Task instructions:
Select all lines holding the word "below" from the entries that follow.

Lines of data
==============================
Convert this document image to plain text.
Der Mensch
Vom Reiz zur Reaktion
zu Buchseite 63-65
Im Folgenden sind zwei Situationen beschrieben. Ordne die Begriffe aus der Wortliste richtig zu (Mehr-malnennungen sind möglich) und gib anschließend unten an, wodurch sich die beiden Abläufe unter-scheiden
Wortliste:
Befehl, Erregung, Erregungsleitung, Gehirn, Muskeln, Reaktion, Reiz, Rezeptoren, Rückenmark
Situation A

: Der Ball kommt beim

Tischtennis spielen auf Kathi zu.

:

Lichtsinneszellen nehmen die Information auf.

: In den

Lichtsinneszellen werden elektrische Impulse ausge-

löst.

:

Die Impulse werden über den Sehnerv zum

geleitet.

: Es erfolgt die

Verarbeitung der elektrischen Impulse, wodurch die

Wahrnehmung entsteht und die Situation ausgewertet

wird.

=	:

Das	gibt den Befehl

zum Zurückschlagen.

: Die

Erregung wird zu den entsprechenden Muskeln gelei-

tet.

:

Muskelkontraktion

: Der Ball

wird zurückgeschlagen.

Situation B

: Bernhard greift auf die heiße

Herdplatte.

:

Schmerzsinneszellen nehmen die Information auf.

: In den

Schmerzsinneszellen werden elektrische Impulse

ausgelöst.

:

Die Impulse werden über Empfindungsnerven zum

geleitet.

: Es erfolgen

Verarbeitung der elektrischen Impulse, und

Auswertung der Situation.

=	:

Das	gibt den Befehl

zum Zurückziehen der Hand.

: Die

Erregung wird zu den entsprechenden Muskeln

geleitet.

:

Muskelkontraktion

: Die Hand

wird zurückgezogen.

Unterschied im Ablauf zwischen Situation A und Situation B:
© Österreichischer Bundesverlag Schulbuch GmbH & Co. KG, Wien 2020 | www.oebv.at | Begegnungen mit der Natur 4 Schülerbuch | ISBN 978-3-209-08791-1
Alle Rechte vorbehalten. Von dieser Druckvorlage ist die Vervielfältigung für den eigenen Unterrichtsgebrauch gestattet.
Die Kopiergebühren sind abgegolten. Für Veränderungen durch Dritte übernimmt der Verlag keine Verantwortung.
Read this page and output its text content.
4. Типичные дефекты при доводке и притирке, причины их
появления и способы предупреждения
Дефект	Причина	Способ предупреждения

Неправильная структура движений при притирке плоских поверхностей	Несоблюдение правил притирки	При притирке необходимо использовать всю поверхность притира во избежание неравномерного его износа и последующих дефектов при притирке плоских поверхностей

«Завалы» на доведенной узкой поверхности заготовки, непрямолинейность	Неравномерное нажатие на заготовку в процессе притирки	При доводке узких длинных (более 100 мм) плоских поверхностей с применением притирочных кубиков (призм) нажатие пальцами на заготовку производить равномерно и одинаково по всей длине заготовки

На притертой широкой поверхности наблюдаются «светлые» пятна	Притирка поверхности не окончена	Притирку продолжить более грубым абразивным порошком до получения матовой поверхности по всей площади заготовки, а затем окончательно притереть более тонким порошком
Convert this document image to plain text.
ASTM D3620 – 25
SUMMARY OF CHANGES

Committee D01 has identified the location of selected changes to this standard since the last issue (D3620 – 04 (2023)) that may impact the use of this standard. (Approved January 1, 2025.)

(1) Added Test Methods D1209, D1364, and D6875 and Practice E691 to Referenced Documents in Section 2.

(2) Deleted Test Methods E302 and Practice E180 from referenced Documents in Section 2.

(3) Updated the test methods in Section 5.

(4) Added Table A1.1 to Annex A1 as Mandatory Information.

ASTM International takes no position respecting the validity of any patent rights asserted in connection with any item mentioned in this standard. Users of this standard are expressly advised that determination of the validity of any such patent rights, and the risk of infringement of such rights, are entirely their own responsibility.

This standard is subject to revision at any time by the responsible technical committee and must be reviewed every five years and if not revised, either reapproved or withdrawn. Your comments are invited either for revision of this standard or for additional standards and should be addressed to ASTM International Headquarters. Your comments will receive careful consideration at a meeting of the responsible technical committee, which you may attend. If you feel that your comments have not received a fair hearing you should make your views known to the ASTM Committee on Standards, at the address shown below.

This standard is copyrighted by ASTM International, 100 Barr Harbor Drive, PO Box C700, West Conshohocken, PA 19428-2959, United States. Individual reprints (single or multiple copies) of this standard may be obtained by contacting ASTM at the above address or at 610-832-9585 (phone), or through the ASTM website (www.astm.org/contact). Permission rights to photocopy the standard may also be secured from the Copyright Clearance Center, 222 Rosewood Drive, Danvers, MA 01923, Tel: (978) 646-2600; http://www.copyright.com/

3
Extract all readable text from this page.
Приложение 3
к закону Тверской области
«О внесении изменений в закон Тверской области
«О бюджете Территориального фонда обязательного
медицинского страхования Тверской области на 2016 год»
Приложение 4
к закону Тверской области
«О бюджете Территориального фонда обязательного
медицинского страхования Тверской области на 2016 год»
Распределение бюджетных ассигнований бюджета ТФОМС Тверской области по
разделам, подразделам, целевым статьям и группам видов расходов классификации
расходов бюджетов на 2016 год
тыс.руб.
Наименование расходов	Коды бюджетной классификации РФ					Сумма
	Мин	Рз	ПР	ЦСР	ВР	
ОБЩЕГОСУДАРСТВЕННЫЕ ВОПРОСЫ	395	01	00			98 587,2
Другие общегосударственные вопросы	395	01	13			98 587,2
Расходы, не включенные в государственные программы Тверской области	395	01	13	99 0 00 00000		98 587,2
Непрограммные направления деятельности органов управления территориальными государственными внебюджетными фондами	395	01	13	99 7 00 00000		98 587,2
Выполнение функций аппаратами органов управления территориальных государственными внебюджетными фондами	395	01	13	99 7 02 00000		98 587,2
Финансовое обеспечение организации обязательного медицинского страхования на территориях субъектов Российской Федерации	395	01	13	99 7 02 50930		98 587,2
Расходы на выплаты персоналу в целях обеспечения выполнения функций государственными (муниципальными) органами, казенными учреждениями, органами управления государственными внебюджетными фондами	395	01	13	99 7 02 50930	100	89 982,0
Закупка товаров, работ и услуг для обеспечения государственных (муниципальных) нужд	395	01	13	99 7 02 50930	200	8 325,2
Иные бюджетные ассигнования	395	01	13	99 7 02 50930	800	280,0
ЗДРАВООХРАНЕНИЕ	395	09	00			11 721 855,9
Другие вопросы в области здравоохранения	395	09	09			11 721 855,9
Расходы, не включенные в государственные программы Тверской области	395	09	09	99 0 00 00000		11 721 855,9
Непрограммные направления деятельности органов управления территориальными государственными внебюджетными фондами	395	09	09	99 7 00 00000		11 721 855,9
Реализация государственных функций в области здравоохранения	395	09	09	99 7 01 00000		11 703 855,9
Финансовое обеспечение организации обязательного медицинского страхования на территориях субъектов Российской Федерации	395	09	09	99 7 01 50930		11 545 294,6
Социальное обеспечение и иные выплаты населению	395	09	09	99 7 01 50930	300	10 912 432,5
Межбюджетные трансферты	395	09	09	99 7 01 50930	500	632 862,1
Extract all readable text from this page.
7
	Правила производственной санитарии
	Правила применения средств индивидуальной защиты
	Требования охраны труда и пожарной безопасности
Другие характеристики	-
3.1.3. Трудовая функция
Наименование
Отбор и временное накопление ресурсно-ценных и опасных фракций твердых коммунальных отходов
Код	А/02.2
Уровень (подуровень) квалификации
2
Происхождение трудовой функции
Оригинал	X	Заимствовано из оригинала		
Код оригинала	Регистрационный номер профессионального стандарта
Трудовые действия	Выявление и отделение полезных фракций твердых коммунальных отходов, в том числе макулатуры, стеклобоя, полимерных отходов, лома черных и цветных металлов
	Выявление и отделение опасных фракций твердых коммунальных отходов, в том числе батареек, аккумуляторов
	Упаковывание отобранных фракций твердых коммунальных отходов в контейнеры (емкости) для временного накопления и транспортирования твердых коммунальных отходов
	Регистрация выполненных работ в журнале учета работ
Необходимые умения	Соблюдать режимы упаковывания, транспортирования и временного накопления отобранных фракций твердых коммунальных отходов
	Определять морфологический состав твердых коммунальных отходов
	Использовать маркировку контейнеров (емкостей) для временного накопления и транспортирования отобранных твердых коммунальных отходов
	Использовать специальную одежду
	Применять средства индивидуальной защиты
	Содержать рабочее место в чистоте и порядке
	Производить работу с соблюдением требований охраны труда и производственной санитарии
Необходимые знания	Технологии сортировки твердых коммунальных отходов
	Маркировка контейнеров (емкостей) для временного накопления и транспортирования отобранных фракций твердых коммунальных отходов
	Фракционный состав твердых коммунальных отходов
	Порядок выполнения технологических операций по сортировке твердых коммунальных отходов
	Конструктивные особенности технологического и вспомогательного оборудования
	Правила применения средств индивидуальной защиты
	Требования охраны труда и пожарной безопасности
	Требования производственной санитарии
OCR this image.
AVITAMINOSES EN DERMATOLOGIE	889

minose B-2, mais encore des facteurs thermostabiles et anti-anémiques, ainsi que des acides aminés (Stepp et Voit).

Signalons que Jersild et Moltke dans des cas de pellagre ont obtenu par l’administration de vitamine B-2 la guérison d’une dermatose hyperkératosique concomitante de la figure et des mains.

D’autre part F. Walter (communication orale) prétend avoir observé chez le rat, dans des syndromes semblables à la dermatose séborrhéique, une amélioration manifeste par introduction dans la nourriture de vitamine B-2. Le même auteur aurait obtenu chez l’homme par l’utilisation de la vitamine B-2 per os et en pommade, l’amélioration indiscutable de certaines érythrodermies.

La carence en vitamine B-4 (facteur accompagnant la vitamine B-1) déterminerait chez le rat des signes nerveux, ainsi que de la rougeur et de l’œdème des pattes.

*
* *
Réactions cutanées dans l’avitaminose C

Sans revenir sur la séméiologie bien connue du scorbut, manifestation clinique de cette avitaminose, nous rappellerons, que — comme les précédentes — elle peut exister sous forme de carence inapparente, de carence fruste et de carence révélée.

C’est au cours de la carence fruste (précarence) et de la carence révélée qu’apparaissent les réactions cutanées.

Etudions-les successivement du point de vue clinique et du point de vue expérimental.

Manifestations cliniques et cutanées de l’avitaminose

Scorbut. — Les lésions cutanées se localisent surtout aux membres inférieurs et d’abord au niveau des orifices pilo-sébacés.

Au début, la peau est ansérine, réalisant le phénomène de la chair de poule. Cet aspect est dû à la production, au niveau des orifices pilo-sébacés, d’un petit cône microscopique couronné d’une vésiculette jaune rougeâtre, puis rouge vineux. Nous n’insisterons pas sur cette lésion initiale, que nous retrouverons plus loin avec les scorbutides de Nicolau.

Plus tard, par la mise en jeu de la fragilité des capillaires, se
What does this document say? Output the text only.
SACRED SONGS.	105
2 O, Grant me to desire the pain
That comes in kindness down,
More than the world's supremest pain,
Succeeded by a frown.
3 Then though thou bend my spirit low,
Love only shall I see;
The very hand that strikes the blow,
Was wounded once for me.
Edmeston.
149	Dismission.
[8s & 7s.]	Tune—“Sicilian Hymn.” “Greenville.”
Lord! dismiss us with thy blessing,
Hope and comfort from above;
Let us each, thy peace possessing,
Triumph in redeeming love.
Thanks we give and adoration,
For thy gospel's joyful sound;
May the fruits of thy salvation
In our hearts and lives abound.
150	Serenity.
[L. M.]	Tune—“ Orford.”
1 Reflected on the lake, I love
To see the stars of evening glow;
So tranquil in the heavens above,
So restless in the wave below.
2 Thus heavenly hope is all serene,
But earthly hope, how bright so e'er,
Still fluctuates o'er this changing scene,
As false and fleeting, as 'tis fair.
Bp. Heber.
==============================
Task result:
This standard is subject to revision at any time by the responsible technical committee and must be reviewed every five years and if not revised, either reapproved or withdrawn. Your comments are invited either for revision of this standard or for additional standards and should be addressed to ASTM International Headquarters. Your comments will receive careful consideration at a meeting of the responsible technical committee, which you may attend. If you feel that your comments have not received a fair hearing you should make your views known to the ASTM Committee on Standards, at the address shown below.
So restless in the wave below.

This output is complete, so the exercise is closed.